Task prompt >> Wherever the word "opłaty" turns up in a line of the entries, copy that line.

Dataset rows
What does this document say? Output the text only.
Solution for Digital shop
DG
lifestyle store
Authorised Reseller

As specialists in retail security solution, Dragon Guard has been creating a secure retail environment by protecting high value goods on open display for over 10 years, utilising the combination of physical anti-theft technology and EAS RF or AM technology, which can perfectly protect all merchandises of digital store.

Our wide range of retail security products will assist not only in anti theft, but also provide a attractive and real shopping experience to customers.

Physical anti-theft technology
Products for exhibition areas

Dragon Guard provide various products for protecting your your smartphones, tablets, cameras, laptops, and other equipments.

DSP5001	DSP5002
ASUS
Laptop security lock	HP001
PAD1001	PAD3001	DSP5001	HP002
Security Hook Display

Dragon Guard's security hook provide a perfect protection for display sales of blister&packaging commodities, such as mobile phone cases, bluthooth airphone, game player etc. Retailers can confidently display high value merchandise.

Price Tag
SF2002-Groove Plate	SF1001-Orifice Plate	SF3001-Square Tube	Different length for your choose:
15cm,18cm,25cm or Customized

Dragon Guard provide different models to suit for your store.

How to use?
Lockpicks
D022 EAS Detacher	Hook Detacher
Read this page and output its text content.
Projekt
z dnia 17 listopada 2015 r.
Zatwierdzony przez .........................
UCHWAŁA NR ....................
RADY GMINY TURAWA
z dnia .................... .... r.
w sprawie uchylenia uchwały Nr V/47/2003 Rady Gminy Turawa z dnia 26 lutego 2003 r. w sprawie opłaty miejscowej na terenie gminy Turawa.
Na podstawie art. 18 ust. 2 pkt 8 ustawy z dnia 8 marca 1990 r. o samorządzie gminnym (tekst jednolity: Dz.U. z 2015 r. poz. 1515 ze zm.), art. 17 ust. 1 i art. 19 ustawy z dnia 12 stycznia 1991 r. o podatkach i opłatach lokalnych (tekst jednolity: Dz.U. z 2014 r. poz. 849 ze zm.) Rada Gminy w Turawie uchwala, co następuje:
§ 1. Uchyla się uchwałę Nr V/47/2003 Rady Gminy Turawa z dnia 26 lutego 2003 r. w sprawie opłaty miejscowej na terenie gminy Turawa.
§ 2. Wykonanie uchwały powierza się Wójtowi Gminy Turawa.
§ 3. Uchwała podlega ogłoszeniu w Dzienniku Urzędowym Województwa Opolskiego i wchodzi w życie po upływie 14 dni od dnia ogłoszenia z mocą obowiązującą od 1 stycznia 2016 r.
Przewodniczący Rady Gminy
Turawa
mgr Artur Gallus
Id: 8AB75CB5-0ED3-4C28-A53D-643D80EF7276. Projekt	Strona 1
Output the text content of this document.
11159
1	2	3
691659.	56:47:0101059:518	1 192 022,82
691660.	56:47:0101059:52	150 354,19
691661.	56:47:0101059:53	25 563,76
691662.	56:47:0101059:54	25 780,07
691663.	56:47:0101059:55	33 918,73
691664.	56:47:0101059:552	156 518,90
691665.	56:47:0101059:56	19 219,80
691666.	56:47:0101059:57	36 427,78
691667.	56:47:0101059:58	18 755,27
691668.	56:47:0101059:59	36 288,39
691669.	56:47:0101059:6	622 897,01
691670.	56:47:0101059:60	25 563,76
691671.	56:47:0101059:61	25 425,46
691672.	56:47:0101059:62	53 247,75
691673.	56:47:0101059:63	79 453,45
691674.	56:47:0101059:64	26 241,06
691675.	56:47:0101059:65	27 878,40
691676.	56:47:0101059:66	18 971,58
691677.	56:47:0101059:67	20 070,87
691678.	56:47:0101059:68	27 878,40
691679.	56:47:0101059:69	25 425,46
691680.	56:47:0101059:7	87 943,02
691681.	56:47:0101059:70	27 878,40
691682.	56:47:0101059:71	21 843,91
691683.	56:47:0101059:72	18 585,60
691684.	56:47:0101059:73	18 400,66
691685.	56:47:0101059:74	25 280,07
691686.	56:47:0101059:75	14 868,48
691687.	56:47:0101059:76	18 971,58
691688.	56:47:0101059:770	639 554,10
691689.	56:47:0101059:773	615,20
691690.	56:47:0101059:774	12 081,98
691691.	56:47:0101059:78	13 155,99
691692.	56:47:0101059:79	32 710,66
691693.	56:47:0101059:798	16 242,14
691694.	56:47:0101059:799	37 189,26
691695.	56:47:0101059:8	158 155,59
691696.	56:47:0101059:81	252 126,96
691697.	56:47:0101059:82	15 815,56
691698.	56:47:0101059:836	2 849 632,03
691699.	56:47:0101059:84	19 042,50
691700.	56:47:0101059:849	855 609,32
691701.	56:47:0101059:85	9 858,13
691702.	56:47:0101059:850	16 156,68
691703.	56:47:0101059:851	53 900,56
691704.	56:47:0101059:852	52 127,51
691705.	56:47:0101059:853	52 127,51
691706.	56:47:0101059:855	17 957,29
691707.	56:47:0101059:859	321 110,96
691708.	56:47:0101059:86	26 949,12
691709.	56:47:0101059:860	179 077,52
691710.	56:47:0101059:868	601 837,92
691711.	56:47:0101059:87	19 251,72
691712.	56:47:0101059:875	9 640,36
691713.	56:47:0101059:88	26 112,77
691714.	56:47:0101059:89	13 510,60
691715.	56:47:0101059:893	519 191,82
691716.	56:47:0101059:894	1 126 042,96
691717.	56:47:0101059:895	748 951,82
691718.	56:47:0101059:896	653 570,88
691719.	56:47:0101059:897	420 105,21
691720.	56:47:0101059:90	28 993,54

In response >>
w sprawie uchylenia uchwały Nr V/47/2003 Rady Gminy Turawa z dnia 26 lutego 2003 r. w sprawie opłaty miejscowej na terenie gminy Turawa.
§ 1. Uchyla się uchwałę Nr V/47/2003 Rady Gminy Turawa z dnia 26 lutego 2003 r. w sprawie opłaty miejscowej na terenie gminy Turawa.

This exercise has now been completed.